What is being asked
Gather from the listing below each line that includes the word "拨动钢尺", and copy it.

(Dataset items)

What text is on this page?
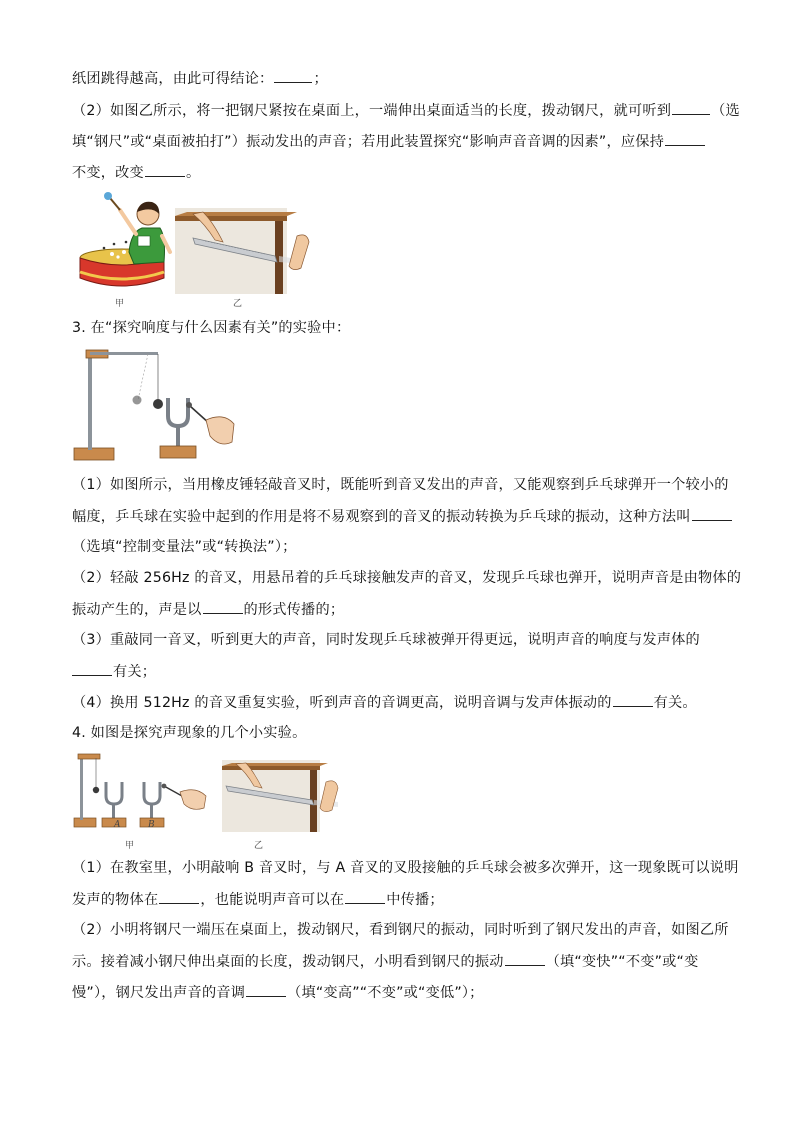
纸团跳得越高，由此可得结论：	；
（2）如图乙所示，将一把钢尺紧按在桌面上，一端伸出桌面适当的长度，拨动钢尺，就可听到	（选
填“钢尺”或“桌面被拍打”）振动发出的声音；若用此装置探究“影响声音音调的因素”，应保持
不变，改变	。
甲	乙
3. 在“探究响度与什么因素有关”的实验中：
（1）如图所示，当用橡皮锤轻敲音叉时，既能听到音叉发出的声音，又能观察到乒乓球弹开一个较小的
幅度，乒乓球在实验中起到的作用是将不易观察到的音叉的振动转换为乒乓球的振动，这种方法叫
（选填“控制变量法”或“转换法”）；
（2）轻敲 256Hz 的音叉，用悬吊着的乒乓球接触发声的音叉，发现乒乓球也弹开，说明声音是由物体的
振动产生的，声是以	的形式传播的；
（3）重敲同一音叉，听到更大的声音，同时发现乒乓球被弹开得更远，说明声音的响度与发声体的
有关；
（4）换用 512Hz 的音叉重复实验，听到声音的音调更高，说明音调与发声体振动的	有关。
4. 如图是探究声现象的几个小实验。
A	B
甲	乙
（1）在教室里，小明敲响 B 音叉时，与 A 音叉的叉股接触的乒乓球会被多次弹开，这一现象既可以说明
发声的物体在	，也能说明声音可以在	中传播；
（2）小明将钢尺一端压在桌面上，拨动钢尺，看到钢尺的振动，同时听到了钢尺发出的声音，如图乙所
示。接着减小钢尺伸出桌面的长度，拨动钢尺，小明看到钢尺的振动	（填“变快”“不变”或“变
慢”），钢尺发出声音的音调	（填“变高”“不变”或“变低”）；
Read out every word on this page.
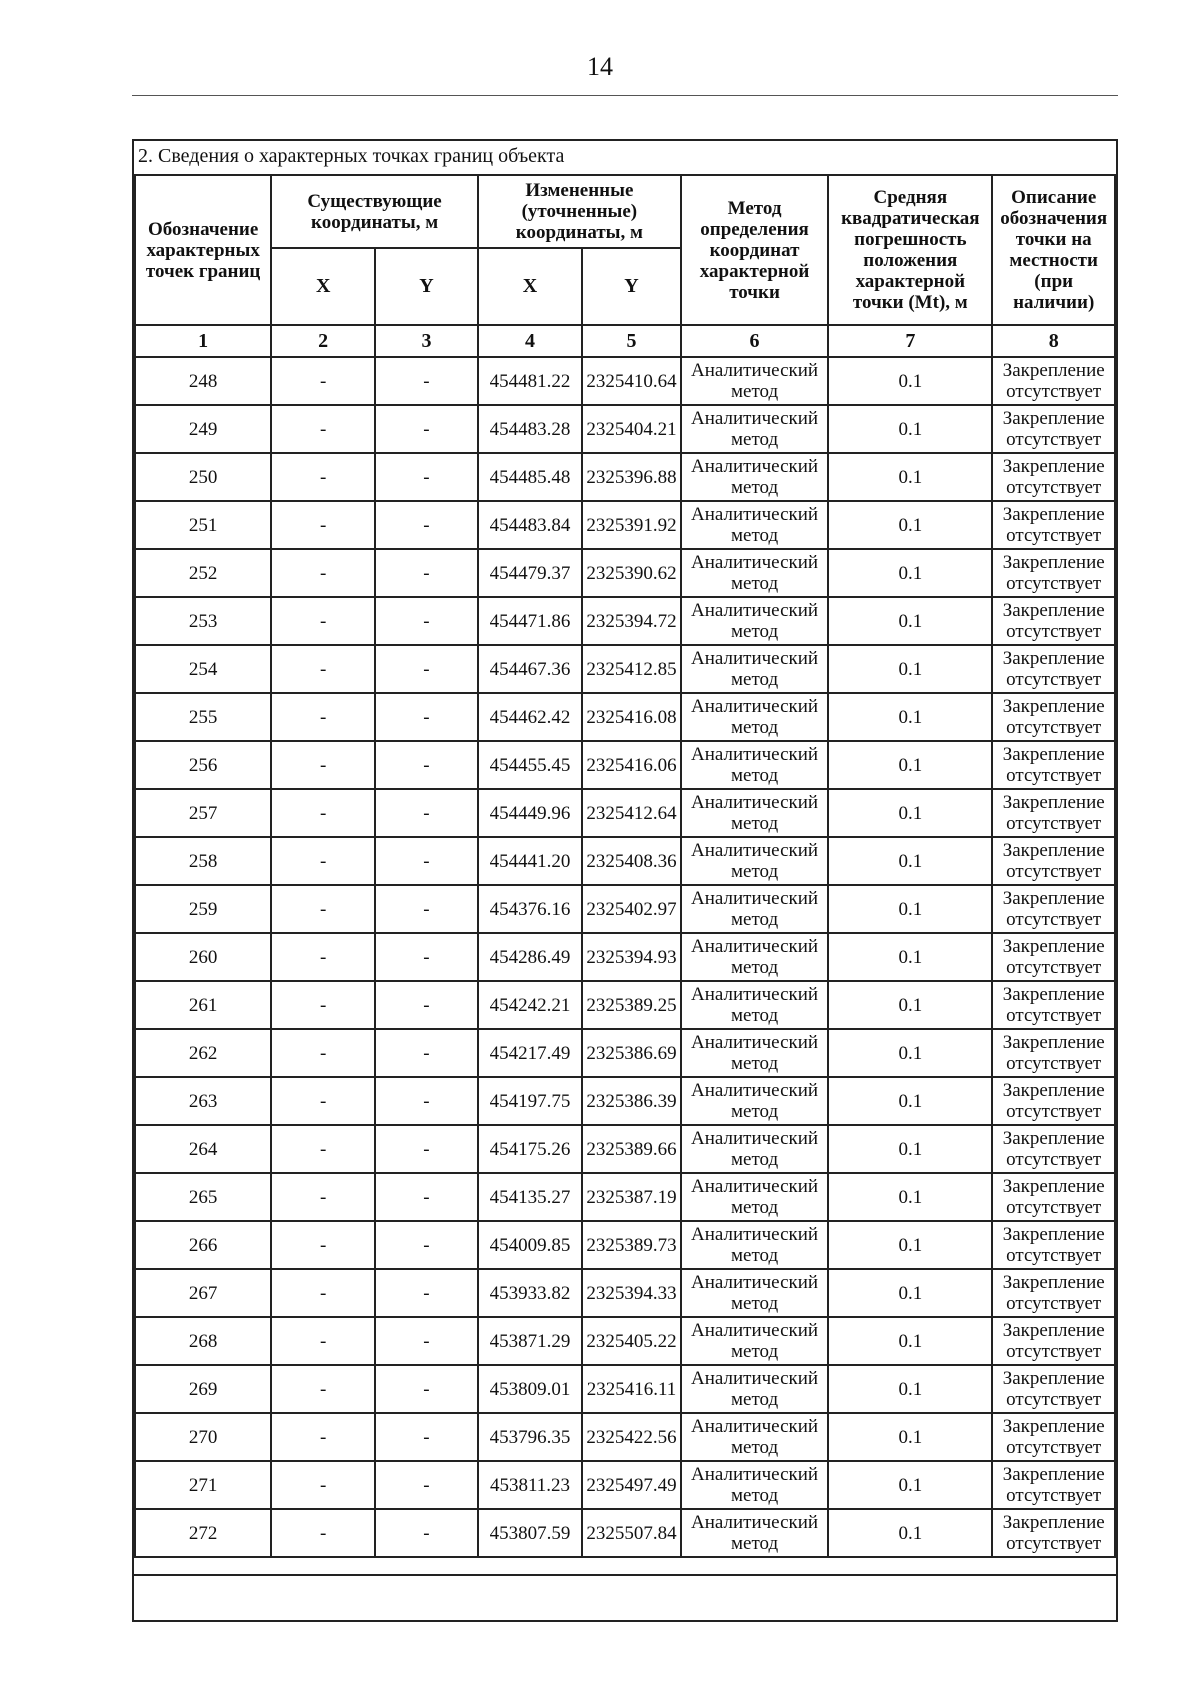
14
2. Сведения о характерных точках границ объекта
Обозначение характерных точек границ	Существующие координаты, м		Измененные (уточненные) координаты, м		Метод определения координат характерной точки	Средняя квадратическая погрешность положения характерной точки (Mt), м	Описание обозначения точки на местности (при наличии)
	X	Y	X	Y			
1	2	3	4	5	6	7	8
248	-	-	454481.22	2325410.64	Аналитический метод	0.1	Закрепление отсутствует
249	-	-	454483.28	2325404.21	Аналитический метод	0.1	Закрепление отсутствует
250	-	-	454485.48	2325396.88	Аналитический метод	0.1	Закрепление отсутствует
251	-	-	454483.84	2325391.92	Аналитический метод	0.1	Закрепление отсутствует
252	-	-	454479.37	2325390.62	Аналитический метод	0.1	Закрепление отсутствует
253	-	-	454471.86	2325394.72	Аналитический метод	0.1	Закрепление отсутствует
254	-	-	454467.36	2325412.85	Аналитический метод	0.1	Закрепление отсутствует
255	-	-	454462.42	2325416.08	Аналитический метод	0.1	Закрепление отсутствует
256	-	-	454455.45	2325416.06	Аналитический метод	0.1	Закрепление отсутствует
257	-	-	454449.96	2325412.64	Аналитический метод	0.1	Закрепление отсутствует
258	-	-	454441.20	2325408.36	Аналитический метод	0.1	Закрепление отсутствует
259	-	-	454376.16	2325402.97	Аналитический метод	0.1	Закрепление отсутствует
260	-	-	454286.49	2325394.93	Аналитический метод	0.1	Закрепление отсутствует
261	-	-	454242.21	2325389.25	Аналитический метод	0.1	Закрепление отсутствует
262	-	-	454217.49	2325386.69	Аналитический метод	0.1	Закрепление отсутствует
263	-	-	454197.75	2325386.39	Аналитический метод	0.1	Закрепление отсутствует
264	-	-	454175.26	2325389.66	Аналитический метод	0.1	Закрепление отсутствует
265	-	-	454135.27	2325387.19	Аналитический метод	0.1	Закрепление отсутствует
266	-	-	454009.85	2325389.73	Аналитический метод	0.1	Закрепление отсутствует
267	-	-	453933.82	2325394.33	Аналитический метод	0.1	Закрепление отсутствует
268	-	-	453871.29	2325405.22	Аналитический метод	0.1	Закрепление отсутствует
269	-	-	453809.01	2325416.11	Аналитический метод	0.1	Закрепление отсутствует
270	-	-	453796.35	2325422.56	Аналитический метод	0.1	Закрепление отсутствует
271	-	-	453811.23	2325497.49	Аналитический метод	0.1	Закрепление отсутствует
272	-	-	453807.59	2325507.84	Аналитический метод	0.1	Закрепление отсутствует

Task answer
（2）如图乙所示，将一把钢尺紧按在桌面上，一端伸出桌面适当的长度，拨动钢尺，就可听到	（选
（2）小明将钢尺一端压在桌面上，拨动钢尺，看到钢尺的振动，同时听到了钢尺发出的声音，如图乙所
示。接着减小钢尺伸出桌面的长度，拨动钢尺，小明看到钢尺的振动	（填“变快”“不变”或“变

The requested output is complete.